--- Task brief ---
Quote the records below in full, exactly as given, with the images taken out.

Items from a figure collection

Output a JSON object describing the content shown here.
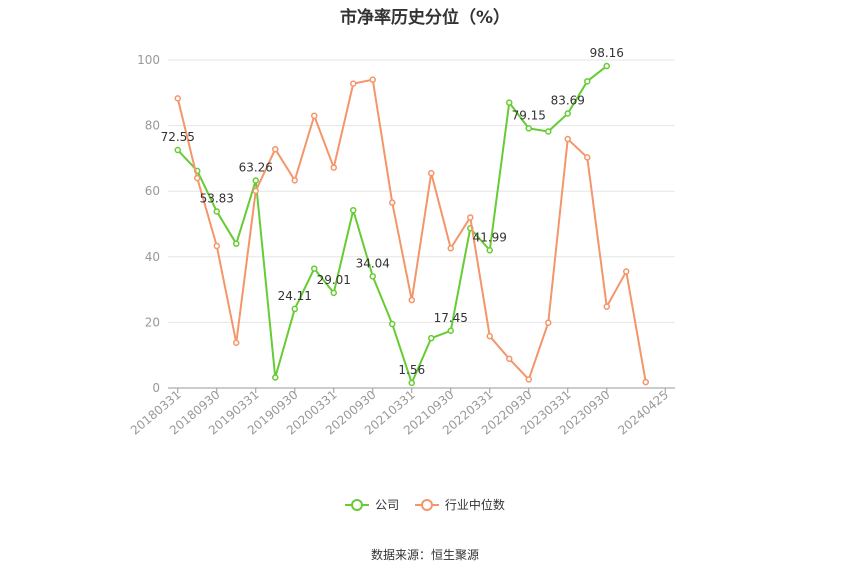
{
  "title": "市净率历史分位（%）",
  "source": "数据来源：恒生聚源",
  "colors": {
    "company": "#66cc33",
    "industry": "#f4956a",
    "grid": "#e6e6e6",
    "axis": "#999999"
  },
  "chart_data": {
    "type": "line",
    "title": "市净率历史分位（%）",
    "ylim": [
      0,
      100
    ],
    "yticks": [
      0,
      20,
      40,
      60,
      80,
      100
    ],
    "grid": true,
    "legend_position": "bottom",
    "x_tick_labels": [
      "20180331",
      "20180930",
      "20190331",
      "20190930",
      "20200331",
      "20200930",
      "20210331",
      "20210930",
      "20220331",
      "20220930",
      "20230331",
      "20230930",
      "20240425"
    ],
    "x": [
      "20180331",
      "20180630",
      "20180930",
      "20181231",
      "20190331",
      "20190630",
      "20190930",
      "20191231",
      "20200331",
      "20200630",
      "20200930",
      "20201231",
      "20210331",
      "20210630",
      "20210930",
      "20211231",
      "20220331",
      "20220630",
      "20220930",
      "20221231",
      "20230331",
      "20230630",
      "20230930",
      "20231231",
      "20240331",
      "20240425"
    ],
    "series": [
      {
        "name": "公司",
        "color": "#66cc33",
        "values": [
          72.55,
          66.2,
          53.83,
          44.0,
          63.26,
          3.2,
          24.11,
          36.4,
          29.01,
          54.2,
          34.04,
          19.5,
          1.56,
          15.2,
          17.45,
          48.7,
          41.99,
          87.0,
          79.15,
          78.2,
          83.69,
          93.5,
          98.16,
          null,
          null,
          null
        ],
        "labels": {
          "0": "72.55",
          "2": "53.83",
          "4": "63.26",
          "6": "24.11",
          "8": "29.01",
          "10": "34.04",
          "12": "1.56",
          "14": "17.45",
          "16": "41.99",
          "18": "79.15",
          "20": "83.69",
          "22": "98.16"
        }
      },
      {
        "name": "行业中位数",
        "color": "#f4956a",
        "values": [
          88.3,
          64.0,
          43.3,
          13.8,
          60.1,
          72.8,
          63.3,
          83.0,
          67.2,
          92.8,
          94.0,
          56.5,
          26.8,
          65.5,
          42.6,
          52.0,
          15.8,
          8.9,
          2.6,
          19.9,
          75.9,
          70.3,
          24.8,
          35.5,
          1.8,
          null
        ],
        "labels": {}
      }
    ]
  }
}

--- Full answer ---
Output a JSON object describing the content shown here.
{
  "title": "市净率历史分位（%）",
  "source": "数据来源：恒生聚源",
  "colors": {
    "company": "#66cc33",
    "industry": "#f4956a",
    "grid": "#e6e6e6",
    "axis": "#999999"
  },
  "chart_data": {
    "type": "line",
    "title": "市净率历史分位（%）",
    "ylim": [
      0,
      100
    ],
    "yticks": [
      0,
      20,
      40,
      60,
      80,
      100
    ],
    "grid": true,
    "legend_position": "bottom",
    "x_tick_labels": [
      "20180331",
      "20180930",
      "20190331",
      "20190930",
      "20200331",
      "20200930",
      "20210331",
      "20210930",
      "20220331",
      "20220930",
      "20230331",
      "20230930",
      "20240425"
    ],
    "x": [
      "20180331",
      "20180630",
      "20180930",
      "20181231",
      "20190331",
      "20190630",
      "20190930",
      "20191231",
      "20200331",
      "20200630",
      "20200930",
      "20201231",
      "20210331",
      "20210630",
      "20210930",
      "20211231",
      "20220331",
      "20220630",
      "20220930",
      "20221231",
      "20230331",
      "20230630",
      "20230930",
      "20231231",
      "20240331",
      "20240425"
    ],
    "series": [
      {
        "name": "公司",
        "color": "#66cc33",
        "values": [
          72.55,
          66.2,
          53.83,
          44.0,
          63.26,
          3.2,
          24.11,
          36.4,
          29.01,
          54.2,
          34.04,
          19.5,
          1.56,
          15.2,
          17.45,
          48.7,
          41.99,
          87.0,
          79.15,
          78.2,
          83.69,
          93.5,
          98.16,
          null,
          null,
          null
        ],
        "labels": {
          "0": "72.55",
          "2": "53.83",
          "4": "63.26",
          "6": "24.11",
          "8": "29.01",
          "10": "34.04",
          "12": "1.56",
          "14": "17.45",
          "16": "41.99",
          "18": "79.15",
          "20": "83.69",
          "22": "98.16"
        }
      },
      {
        "name": "行业中位数",
        "color": "#f4956a",
        "values": [
          88.3,
          64.0,
          43.3,
          13.8,
          60.1,
          72.8,
          63.3,
          83.0,
          67.2,
          92.8,
          94.0,
          56.5,
          26.8,
          65.5,
          42.6,
          52.0,
          15.8,
          8.9,
          2.6,
          19.9,
          75.9,
          70.3,
          24.8,
          35.5,
          1.8,
          null
        ],
        "labels": {}
      }
    ]
  }
}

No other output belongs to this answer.